Thursday, June 30, 2005

I'm. In. Shock.

Small Boy woke from nap. Crying. Found. Own. Thumb. Put self. Back. To sleep. Repeat. Put self. Back. To sleep.

Update: 12 minutes later. Oh yeah, that's more like it.

Labels:

Some thoughts on Swiss politics

This article on Switzerland's efforts to replace the UN Human Rights Commission takes a rare look (for non-Swiss press) at what Switzerland has been doing since joining the UN in 2002. It's a pretty good piece, but I take issue with the final sentence.

Whenever the Swiss vote on "integration" issues such as joining the UN or forging closer ties with the EU, there is a split in the popular vote between the Western, French-speaking cantons and the Eastern, German-speaking cantons (the famous Röstigraben effect). It is not really as clear-cut as that, since the German-speaking cities of Zürich, Bern, and Basel often vote the "integrationist" position, and in the recent Schengen-Dublin vote it appeared to be more of a city-country side split than a French-German language split. But yes, there is a pretty significant chunk of the Swiss population that votes against more integration with the EU, easier requirements for foreigners to obtain citizenship, and UN membership. And most of this chunk is German-speaking. But to say that these people think Switzerland should "remain isolated," as the last sentence of the IHT piece declares, is simplistic. Most Swiss who vote against closer ties with the EU are not voting in favor of isolation, they are voting against subordinating their grass-roots democratic tradition to a supra-national legislature. Heck, many Swiss don't like subordinating themselves to their own Swiss legislature, why would they want to put the decision making power even further away? The Swiss take their initiative and referendum rights very seriously. It's not isolation that they're asserting in these votes, it's self-determination.

Edited Friday for clarity

Labels:

T(dF) minus 2 days and counting

Lance's final Tour begins Saturday at 15:40 CET. (Lance himself goes off at 18.48) Not that I'm counting or anything....

And for a more informed cycling roundup than mine, check out Samuel Abt in the IHT. (Samuel Abt's cycling reporting is one of the best things in the IHT.) And for those of you looking for TV coverage, check here for a list of stations in various countries. Europeans can also always count on Eurosport.

Labels:

Tuesday, June 28, 2005

Mütterberaterin

In this post I mentioned the Mütterberaterin in passing and promised a full post, so here it is.

First of all, let me say that Small Boy is our only child and was born here in Switzerland, so I have no first-hand experience with pre- or post-natal care in the States. I hear things from friends who have had their children in the States, and while living there I sort of culturally absorbed stuff the way people do, but I have no direct experience. It's possible that somthing similar to the Mütterberaterin exists in the States, though I rather expect that it doesn't.

After we took Small Boy home from the hospital - where I stayed for five nights, which is fairly standard for a normal non-complicated vaginal delivery - we got a phone call from the Mütterberaterin (I'm going to start calling her the MB so I don't have to keep typing that! and, technically, she is the Mütter- und Väterberaterin). The hospital had notified her that somebody in her region of responsibility had given birth. She called us to set up an initial appointment, and visited us the first time at our home. She asked about my labor and delivery, checked on Small Boy, and answered any basic questions we might have had - though we didn't have so many questions because the midwives in the hospital showed/taught us most everything about Small Boy care, plus I had a midwife visiting me at home after we were discharged. (Swiss law requires insurance companies to fully fund 10 days of midwife care - in my case I had six days of care in the hospital - a day of guided labor and five days of rest - so I was entitled to have a midwife visit me at home four times. These visits can occur at any time - they do not have to be consecutive nor do they have to follow discharge immediately.) The MB opened a file on Small Boy - date of birth; birth weight, length, and head circumferance; weight, length and head circumferance at discharge; name of our pediatrician; whether we were breast- or formula-feeding; whether we had any concerns (I recall at the time wondering if the spots in his mouth were signs of thrush, or just "pearls" - they were "pearls").

**Explore the material**
- A) In the blog excerpt, how many nights did the writer stay in the hospital after Small Boy's birth?
- B) Quote the blog excerpt from "Edited Friday for" up to and including "counting or anything....".
- C) Write what comes next in the blog excerpt on the Mütterberaterin, picking up after its final sentence.

**Material provided**
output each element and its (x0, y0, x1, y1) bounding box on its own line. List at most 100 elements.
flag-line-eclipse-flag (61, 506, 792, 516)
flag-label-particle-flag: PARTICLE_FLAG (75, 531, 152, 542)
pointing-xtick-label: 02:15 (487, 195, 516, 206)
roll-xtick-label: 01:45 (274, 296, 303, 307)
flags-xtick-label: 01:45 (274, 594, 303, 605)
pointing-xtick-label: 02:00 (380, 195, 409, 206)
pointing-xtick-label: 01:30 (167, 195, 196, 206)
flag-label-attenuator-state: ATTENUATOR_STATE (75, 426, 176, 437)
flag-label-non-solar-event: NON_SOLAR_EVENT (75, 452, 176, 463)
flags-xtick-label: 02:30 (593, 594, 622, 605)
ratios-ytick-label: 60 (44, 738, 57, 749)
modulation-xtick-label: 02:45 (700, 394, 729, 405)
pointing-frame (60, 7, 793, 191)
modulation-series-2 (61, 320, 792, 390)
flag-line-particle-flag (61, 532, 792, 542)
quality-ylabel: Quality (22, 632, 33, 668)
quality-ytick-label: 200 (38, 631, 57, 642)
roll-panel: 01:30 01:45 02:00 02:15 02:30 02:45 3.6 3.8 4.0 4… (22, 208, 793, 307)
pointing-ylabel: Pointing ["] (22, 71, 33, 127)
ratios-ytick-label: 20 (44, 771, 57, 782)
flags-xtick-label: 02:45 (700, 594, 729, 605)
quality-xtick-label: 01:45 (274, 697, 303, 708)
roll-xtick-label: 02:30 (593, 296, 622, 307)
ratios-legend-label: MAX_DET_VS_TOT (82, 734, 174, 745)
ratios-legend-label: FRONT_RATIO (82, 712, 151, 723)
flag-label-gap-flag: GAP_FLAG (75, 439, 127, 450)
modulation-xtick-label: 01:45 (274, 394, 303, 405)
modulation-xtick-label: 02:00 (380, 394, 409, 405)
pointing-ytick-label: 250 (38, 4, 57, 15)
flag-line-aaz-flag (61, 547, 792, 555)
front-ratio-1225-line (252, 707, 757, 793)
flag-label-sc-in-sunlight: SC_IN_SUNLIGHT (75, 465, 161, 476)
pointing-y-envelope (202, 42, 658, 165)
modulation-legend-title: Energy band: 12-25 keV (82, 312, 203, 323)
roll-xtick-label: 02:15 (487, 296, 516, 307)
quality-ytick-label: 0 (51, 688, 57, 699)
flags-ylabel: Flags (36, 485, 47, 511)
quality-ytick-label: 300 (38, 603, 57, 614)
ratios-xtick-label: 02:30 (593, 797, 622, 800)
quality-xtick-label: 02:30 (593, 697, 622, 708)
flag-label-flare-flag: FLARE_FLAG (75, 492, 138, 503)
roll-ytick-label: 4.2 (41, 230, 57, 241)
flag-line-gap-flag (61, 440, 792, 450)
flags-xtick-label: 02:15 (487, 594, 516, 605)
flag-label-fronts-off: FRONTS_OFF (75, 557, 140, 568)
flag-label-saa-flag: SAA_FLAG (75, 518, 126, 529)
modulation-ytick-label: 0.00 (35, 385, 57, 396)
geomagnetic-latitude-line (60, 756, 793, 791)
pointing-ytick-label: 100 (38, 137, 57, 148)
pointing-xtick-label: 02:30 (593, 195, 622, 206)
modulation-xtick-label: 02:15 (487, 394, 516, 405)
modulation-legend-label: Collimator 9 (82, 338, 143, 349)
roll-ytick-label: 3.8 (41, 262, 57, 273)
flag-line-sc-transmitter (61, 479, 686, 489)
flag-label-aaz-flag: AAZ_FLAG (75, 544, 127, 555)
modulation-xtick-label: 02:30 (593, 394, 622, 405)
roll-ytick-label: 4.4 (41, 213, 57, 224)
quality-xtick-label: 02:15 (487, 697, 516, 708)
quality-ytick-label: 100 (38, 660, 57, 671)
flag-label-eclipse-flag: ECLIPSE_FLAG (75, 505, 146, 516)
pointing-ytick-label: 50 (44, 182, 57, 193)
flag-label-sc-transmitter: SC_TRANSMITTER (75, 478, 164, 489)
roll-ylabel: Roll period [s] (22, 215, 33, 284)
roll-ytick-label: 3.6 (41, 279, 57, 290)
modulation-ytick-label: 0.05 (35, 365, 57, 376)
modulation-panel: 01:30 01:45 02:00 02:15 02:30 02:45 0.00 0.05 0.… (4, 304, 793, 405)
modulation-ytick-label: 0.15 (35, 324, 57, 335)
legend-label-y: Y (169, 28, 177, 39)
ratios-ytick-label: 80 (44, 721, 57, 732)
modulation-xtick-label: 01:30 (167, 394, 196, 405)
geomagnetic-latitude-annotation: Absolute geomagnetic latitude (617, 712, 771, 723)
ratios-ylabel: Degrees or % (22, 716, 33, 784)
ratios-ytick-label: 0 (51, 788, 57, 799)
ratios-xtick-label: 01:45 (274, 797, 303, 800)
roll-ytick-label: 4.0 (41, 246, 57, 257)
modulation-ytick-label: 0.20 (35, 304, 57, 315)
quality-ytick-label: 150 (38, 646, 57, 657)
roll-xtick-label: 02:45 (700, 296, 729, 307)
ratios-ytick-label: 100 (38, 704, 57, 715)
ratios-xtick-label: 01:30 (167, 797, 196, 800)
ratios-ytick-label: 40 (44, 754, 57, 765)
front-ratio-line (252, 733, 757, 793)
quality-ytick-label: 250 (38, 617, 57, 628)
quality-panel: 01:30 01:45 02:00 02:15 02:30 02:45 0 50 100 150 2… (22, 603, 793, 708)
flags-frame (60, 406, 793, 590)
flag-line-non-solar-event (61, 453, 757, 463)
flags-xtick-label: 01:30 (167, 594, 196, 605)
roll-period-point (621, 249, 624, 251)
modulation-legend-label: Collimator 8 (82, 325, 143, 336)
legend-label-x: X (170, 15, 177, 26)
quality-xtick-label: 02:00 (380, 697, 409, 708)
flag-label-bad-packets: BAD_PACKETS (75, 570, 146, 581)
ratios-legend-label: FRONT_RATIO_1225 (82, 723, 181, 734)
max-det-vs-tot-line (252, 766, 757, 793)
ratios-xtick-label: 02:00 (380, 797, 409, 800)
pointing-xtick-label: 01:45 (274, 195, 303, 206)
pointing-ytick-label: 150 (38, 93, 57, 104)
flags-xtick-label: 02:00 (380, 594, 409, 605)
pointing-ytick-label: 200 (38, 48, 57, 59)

**Task-by-task outputs**
- A) Five nights.

- B)
Edited Friday for clarity

Labels:

T(dF) minus 2 days and counting

Lance's final Tour begins Saturday at 15:40 CET. (Lance himself goes off at 18.48) Not that I'm counting or anything....

- C)
Now comes the cool part. Five mornings a week the MB takes telephone consultations - I can call her with questions about something Small Boy is doing (say, spitting up a lot) or not doing (say, falling behind some developmental milestone like grasping objects) and twice a month she has open hours in the community church were we can take Small Boy and she'll weigh him, measure him, generally check him over, and answer any questions we might have. And this is free. All free. Technically, since the MB is a government sponsored position, we pay for it through our local taxes, but we can visit twice a month 12 months a year for years and never pull a franc out of our pockets. Regular use is in fact encouraged. When we were discharged from the hospital we received a little health notebook for Small Boy. There is basic care and developmental information inside, pages to keep track of developmental milestones acheived, pages for the pediatrician to record regular visits (there is space for 11 standard checks from 4 weeks to 14 years), an immunization schedule, and two pages for the MB to record weight, length, and comments. They clearly expect you to visit the MB. The MB also has her own files on which she records everything, so when I call her she can pull Small Boy's chart and see where he stood last time we talked/saw eachother.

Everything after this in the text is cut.